## [Work to do]
Repeat the whole listing exactly.

## [Dataset extract]

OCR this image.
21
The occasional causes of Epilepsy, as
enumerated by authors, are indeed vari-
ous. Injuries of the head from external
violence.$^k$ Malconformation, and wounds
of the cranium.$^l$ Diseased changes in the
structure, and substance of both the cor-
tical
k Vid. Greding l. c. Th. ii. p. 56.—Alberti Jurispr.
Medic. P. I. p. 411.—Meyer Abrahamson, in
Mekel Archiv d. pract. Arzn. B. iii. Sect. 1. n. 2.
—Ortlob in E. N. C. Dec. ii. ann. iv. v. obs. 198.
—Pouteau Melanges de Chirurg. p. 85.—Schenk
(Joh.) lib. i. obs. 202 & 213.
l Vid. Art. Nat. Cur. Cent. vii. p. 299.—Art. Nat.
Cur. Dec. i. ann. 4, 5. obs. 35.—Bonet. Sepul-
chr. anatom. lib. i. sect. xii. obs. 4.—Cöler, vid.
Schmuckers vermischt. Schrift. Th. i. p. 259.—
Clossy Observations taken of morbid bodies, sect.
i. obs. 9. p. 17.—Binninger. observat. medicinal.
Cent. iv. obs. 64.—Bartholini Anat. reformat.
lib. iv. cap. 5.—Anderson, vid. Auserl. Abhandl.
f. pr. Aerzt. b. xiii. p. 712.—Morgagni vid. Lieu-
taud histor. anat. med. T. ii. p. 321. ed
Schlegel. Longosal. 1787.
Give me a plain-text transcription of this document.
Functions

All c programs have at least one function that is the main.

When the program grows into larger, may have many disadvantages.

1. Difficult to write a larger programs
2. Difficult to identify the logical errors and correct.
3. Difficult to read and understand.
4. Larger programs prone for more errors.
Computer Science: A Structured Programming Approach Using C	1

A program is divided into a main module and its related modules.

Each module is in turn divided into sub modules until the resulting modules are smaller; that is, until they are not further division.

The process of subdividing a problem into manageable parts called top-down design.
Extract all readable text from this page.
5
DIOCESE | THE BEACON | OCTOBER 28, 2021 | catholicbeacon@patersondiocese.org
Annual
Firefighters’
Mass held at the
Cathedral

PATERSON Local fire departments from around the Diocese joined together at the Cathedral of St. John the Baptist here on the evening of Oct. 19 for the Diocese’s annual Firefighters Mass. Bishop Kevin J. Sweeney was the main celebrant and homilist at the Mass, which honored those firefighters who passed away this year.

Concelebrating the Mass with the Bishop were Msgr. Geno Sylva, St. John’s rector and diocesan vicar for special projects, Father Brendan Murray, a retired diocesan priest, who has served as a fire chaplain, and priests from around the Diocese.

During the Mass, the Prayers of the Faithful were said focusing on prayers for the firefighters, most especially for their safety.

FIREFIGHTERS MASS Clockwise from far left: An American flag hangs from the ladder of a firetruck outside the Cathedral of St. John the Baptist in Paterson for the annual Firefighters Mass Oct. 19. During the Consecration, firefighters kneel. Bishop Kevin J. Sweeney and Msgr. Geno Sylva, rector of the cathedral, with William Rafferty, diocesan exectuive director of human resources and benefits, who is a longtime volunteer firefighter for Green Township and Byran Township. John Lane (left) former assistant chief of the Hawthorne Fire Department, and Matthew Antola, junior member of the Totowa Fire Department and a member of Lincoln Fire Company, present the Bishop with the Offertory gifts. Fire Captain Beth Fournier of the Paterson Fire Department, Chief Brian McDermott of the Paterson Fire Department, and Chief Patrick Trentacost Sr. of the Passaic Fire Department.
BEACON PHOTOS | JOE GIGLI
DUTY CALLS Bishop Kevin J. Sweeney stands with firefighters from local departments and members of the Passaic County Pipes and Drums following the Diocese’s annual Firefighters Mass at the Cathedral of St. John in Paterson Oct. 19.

## [Response below]
OCR this image.
21
The occasional causes of Epilepsy, as
enumerated by authors, are indeed vari-
ous. Injuries of the head from external
violence.$^k$ Malconformation, and wounds
of the cranium.$^l$ Diseased changes in the
structure, and substance of both the cor-
tical
k Vid. Greding l. c. Th. ii. p. 56.—Alberti Jurispr.
Medic. P. I. p. 411.—Meyer Abrahamson, in
Mekel Archiv d. pract. Arzn. B. iii. Sect. 1. n. 2.
—Ortlob in E. N. C. Dec. ii. ann. iv. v. obs. 198.
—Pouteau Melanges de Chirurg. p. 85.—Schenk
(Joh.) lib. i. obs. 202 & 213.
l Vid. Art. Nat. Cur. Cent. vii. p. 299.—Art. Nat.
Cur. Dec. i. ann. 4, 5. obs. 35.—Bonet. Sepul-
chr. anatom. lib. i. sect. xii. obs. 4.—Cöler, vid.
Schmuckers vermischt. Schrift. Th. i. p. 259.—
Clossy Observations taken of morbid bodies, sect.
i. obs. 9. p. 17.—Binninger. observat. medicinal.
Cent. iv. obs. 64.—Bartholini Anat. reformat.
lib. iv. cap. 5.—Anderson, vid. Auserl. Abhandl.
f. pr. Aerzt. b. xiii. p. 712.—Morgagni vid. Lieu-
taud histor. anat. med. T. ii. p. 321. ed
Schlegel. Longosal. 1787.
Give me a plain-text transcription of this document.
Functions

All c programs have at least one function that is the main.

When the program grows into larger, may have many disadvantages.

1. Difficult to write a larger programs
2. Difficult to identify the logical errors and correct.
3. Difficult to read and understand.
4. Larger programs prone for more errors.
Computer Science: A Structured Programming Approach Using C	1

A program is divided into a main module and its related modules.

Each module is in turn divided into sub modules until the resulting modules are smaller; that is, until they are not further division.

The process of subdividing a problem into manageable parts called top-down design.
Extract all readable text from this page.
5
DIOCESE | THE BEACON | OCTOBER 28, 2021 | catholicbeacon@patersondiocese.org
Annual
Firefighters’
Mass held at the
Cathedral

PATERSON Local fire departments from around the Diocese joined together at the Cathedral of St. John the Baptist here on the evening of Oct. 19 for the Diocese’s annual Firefighters Mass. Bishop Kevin J. Sweeney was the main celebrant and homilist at the Mass, which honored those firefighters who passed away this year.

Concelebrating the Mass with the Bishop were Msgr. Geno Sylva, St. John’s rector and diocesan vicar for special projects, Father Brendan Murray, a retired diocesan priest, who has served as a fire chaplain, and priests from around the Diocese.

During the Mass, the Prayers of the Faithful were said focusing on prayers for the firefighters, most especially for their safety.

FIREFIGHTERS MASS Clockwise from far left: An American flag hangs from the ladder of a firetruck outside the Cathedral of St. John the Baptist in Paterson for the annual Firefighters Mass Oct. 19. During the Consecration, firefighters kneel. Bishop Kevin J. Sweeney and Msgr. Geno Sylva, rector of the cathedral, with William Rafferty, diocesan exectuive director of human resources and benefits, who is a longtime volunteer firefighter for Green Township and Byran Township. John Lane (left) former assistant chief of the Hawthorne Fire Department, and Matthew Antola, junior member of the Totowa Fire Department and a member of Lincoln Fire Company, present the Bishop with the Offertory gifts. Fire Captain Beth Fournier of the Paterson Fire Department, Chief Brian McDermott of the Paterson Fire Department, and Chief Patrick Trentacost Sr. of the Passaic Fire Department.
BEACON PHOTOS | JOE GIGLI
DUTY CALLS Bishop Kevin J. Sweeney stands with firefighters from local departments and members of the Passaic County Pipes and Drums following the Diocese’s annual Firefighters Mass at the Cathedral of St. John in Paterson Oct. 19.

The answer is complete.